● **EXCERPTED RECORDS**:
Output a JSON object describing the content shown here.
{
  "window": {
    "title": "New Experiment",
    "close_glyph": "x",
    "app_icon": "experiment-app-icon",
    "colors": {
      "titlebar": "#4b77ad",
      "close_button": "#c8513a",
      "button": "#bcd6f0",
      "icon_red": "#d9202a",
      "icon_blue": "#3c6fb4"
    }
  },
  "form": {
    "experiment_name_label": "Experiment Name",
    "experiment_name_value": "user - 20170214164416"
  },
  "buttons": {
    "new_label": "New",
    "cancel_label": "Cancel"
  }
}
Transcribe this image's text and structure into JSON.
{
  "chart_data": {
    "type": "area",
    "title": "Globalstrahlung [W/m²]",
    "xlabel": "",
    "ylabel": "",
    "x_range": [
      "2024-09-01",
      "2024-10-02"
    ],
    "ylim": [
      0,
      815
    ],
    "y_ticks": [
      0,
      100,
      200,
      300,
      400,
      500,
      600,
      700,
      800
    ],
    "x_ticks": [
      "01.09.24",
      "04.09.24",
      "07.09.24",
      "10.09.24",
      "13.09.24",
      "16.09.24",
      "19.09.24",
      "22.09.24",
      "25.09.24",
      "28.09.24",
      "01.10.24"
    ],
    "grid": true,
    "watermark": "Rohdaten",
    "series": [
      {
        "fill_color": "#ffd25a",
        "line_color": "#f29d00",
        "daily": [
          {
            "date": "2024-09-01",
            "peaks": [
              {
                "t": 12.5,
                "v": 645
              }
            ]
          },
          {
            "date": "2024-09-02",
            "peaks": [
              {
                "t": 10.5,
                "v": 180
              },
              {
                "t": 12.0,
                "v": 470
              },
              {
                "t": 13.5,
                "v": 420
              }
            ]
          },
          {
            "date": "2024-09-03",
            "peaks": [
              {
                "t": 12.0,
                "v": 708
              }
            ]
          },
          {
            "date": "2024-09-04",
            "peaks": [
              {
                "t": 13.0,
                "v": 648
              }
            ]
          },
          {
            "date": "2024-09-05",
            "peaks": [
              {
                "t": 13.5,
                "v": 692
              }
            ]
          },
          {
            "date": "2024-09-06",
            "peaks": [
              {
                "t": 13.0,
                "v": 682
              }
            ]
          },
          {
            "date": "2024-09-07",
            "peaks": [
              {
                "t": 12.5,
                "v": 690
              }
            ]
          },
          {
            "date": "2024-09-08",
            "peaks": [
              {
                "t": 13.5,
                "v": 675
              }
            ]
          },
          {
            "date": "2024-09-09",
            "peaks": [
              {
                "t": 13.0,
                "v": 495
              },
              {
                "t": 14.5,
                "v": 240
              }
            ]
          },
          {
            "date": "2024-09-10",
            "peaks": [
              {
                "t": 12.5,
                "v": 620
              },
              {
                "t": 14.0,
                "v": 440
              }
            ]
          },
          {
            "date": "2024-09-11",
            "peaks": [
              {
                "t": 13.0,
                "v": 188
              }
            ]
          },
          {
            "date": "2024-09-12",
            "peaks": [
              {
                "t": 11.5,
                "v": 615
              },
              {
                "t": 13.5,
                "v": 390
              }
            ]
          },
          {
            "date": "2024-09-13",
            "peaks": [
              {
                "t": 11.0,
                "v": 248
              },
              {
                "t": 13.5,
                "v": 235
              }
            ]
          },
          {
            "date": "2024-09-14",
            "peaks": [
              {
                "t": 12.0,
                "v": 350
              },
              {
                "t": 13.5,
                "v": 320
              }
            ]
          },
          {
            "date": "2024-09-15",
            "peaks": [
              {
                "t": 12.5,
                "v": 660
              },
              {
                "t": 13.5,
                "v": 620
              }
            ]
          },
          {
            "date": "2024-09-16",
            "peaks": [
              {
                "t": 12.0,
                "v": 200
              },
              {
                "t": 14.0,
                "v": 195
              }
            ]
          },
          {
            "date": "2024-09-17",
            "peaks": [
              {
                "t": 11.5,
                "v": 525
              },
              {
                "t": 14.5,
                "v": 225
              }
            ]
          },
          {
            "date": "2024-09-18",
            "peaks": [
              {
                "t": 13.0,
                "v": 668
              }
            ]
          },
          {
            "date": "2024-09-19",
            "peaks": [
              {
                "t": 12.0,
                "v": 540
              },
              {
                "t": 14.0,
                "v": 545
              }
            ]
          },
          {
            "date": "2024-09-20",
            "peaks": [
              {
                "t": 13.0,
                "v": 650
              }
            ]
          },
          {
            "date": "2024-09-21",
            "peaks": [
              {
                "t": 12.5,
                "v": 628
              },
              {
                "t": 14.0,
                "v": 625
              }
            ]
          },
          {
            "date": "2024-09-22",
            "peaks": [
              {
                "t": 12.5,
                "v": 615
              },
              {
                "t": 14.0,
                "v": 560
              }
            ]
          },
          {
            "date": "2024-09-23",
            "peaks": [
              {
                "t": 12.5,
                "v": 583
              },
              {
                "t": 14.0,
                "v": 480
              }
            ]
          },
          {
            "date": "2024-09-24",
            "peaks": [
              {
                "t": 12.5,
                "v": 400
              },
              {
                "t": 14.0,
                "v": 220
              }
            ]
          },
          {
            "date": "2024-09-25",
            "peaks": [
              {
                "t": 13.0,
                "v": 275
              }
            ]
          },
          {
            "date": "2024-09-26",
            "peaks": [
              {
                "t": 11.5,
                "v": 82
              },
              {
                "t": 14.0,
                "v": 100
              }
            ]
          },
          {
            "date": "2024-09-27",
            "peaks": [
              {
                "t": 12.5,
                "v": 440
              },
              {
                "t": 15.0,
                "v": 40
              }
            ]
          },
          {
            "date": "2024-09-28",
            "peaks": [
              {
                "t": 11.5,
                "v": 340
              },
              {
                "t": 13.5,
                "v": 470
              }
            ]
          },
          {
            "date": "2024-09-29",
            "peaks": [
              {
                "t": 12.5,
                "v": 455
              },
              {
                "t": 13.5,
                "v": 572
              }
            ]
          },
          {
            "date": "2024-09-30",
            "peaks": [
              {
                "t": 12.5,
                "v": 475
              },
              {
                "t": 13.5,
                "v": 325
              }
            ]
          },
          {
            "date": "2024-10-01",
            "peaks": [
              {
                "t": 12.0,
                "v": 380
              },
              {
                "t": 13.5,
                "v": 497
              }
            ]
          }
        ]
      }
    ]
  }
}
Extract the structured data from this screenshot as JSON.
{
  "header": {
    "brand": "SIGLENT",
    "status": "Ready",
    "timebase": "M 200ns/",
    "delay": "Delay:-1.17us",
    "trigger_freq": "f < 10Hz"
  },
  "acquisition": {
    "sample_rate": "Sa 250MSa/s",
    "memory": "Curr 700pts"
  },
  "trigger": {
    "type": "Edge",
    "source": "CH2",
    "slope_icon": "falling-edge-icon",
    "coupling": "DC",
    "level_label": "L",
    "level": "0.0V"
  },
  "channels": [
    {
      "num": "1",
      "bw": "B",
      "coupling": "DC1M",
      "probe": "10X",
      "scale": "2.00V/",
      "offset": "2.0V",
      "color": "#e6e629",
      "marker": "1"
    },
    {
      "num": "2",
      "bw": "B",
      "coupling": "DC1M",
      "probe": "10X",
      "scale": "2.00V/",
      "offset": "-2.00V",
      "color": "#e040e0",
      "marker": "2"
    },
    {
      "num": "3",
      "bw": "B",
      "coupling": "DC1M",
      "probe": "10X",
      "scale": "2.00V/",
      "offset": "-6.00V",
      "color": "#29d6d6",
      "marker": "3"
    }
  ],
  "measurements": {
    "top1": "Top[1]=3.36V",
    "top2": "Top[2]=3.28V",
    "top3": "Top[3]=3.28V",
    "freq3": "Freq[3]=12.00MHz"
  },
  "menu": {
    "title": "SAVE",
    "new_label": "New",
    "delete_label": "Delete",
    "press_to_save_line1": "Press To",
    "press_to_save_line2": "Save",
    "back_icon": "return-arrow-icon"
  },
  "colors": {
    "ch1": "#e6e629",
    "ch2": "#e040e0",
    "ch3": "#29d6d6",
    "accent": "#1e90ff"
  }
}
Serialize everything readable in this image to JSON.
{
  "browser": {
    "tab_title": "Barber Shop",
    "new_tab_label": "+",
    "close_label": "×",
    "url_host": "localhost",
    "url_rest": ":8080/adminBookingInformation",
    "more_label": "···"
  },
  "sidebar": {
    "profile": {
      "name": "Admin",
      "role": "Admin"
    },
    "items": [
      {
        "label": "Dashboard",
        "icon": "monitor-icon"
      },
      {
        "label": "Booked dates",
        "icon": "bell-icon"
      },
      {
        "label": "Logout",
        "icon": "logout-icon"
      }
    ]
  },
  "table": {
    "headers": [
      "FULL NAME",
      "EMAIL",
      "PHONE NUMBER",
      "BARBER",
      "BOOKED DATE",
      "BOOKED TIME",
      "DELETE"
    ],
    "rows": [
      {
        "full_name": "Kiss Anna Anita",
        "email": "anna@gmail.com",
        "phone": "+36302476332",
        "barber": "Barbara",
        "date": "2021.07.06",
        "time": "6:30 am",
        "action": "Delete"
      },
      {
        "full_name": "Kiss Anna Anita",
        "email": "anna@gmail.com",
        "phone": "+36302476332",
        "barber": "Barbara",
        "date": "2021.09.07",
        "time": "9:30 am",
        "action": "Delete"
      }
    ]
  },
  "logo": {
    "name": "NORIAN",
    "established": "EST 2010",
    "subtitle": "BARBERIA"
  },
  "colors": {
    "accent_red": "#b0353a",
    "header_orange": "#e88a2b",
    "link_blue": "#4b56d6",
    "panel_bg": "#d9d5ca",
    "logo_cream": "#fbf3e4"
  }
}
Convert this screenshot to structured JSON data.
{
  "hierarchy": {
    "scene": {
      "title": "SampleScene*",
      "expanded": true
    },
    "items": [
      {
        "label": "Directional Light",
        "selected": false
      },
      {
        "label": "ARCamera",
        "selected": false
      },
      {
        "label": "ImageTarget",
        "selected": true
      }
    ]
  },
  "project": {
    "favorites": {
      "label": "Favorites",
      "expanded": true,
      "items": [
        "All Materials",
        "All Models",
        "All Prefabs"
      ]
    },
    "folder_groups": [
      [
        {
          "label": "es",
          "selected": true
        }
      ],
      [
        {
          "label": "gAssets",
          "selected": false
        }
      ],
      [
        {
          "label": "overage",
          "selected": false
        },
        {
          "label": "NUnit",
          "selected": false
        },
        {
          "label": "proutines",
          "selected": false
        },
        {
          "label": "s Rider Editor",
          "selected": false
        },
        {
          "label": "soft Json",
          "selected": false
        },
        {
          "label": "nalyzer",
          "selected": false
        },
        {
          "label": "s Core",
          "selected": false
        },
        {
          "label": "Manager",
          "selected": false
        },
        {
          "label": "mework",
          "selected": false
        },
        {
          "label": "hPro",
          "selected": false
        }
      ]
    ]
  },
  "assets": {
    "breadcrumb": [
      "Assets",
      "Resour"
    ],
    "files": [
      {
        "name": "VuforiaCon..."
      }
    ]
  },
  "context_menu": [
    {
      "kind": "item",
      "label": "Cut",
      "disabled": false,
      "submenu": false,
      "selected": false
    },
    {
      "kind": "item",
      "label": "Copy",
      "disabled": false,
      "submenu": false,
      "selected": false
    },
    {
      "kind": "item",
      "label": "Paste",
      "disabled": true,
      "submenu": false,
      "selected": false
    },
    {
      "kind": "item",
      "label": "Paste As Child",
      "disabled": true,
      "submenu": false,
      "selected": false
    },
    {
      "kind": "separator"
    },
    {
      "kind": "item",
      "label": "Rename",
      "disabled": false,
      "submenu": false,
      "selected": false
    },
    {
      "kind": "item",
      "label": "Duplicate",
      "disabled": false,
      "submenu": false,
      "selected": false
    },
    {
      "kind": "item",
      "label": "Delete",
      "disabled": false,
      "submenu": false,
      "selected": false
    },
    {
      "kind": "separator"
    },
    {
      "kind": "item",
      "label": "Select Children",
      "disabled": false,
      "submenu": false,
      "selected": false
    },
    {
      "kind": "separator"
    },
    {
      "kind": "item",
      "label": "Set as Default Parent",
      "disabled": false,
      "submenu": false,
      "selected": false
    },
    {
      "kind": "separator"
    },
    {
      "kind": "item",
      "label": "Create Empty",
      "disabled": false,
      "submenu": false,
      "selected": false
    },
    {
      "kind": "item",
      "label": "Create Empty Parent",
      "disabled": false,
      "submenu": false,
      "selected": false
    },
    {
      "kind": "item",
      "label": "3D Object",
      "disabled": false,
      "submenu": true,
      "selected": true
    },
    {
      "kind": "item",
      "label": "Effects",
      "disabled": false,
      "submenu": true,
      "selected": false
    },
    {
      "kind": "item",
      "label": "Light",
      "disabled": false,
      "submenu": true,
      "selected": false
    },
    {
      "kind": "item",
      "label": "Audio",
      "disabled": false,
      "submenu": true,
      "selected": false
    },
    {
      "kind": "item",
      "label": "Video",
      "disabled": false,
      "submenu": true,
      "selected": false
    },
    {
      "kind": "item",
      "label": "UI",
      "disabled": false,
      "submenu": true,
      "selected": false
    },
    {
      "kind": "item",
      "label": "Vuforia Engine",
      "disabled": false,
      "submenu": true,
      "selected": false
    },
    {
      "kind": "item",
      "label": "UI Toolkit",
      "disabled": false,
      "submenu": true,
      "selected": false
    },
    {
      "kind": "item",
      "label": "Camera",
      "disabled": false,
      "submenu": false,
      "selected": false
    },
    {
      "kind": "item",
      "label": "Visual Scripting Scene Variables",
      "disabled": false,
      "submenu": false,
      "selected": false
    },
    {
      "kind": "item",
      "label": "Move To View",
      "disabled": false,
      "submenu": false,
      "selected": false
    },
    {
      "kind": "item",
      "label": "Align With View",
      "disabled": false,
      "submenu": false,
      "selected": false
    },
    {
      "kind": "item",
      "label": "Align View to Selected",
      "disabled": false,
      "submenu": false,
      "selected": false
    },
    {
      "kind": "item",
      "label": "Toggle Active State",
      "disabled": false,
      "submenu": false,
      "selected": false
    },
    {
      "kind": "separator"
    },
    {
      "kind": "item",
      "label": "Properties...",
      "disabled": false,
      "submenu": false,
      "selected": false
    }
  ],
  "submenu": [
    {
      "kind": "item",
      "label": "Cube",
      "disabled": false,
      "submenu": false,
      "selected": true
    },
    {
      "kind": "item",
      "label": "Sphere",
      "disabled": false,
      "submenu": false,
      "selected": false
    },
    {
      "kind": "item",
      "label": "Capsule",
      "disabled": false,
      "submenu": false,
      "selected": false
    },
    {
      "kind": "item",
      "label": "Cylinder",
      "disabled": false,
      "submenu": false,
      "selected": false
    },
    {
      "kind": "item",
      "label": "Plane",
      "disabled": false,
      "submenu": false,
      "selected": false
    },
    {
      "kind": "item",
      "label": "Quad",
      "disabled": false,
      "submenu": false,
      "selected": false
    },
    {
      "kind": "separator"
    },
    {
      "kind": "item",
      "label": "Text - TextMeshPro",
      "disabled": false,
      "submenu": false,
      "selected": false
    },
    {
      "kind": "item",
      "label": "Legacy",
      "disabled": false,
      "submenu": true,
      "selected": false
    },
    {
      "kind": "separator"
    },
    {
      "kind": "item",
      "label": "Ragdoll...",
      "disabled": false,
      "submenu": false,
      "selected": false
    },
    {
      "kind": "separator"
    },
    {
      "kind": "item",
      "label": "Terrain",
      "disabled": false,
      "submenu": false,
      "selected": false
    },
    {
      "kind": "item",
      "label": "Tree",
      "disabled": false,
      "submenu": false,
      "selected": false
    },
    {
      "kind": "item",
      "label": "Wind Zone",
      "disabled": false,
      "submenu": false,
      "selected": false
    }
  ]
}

● **YOUR GOAL**:
Every line of the listing that holds "Align" should be found and copied.

● **ANSWER**:
      "label": "Align With View",
      "label": "Align View to Selected",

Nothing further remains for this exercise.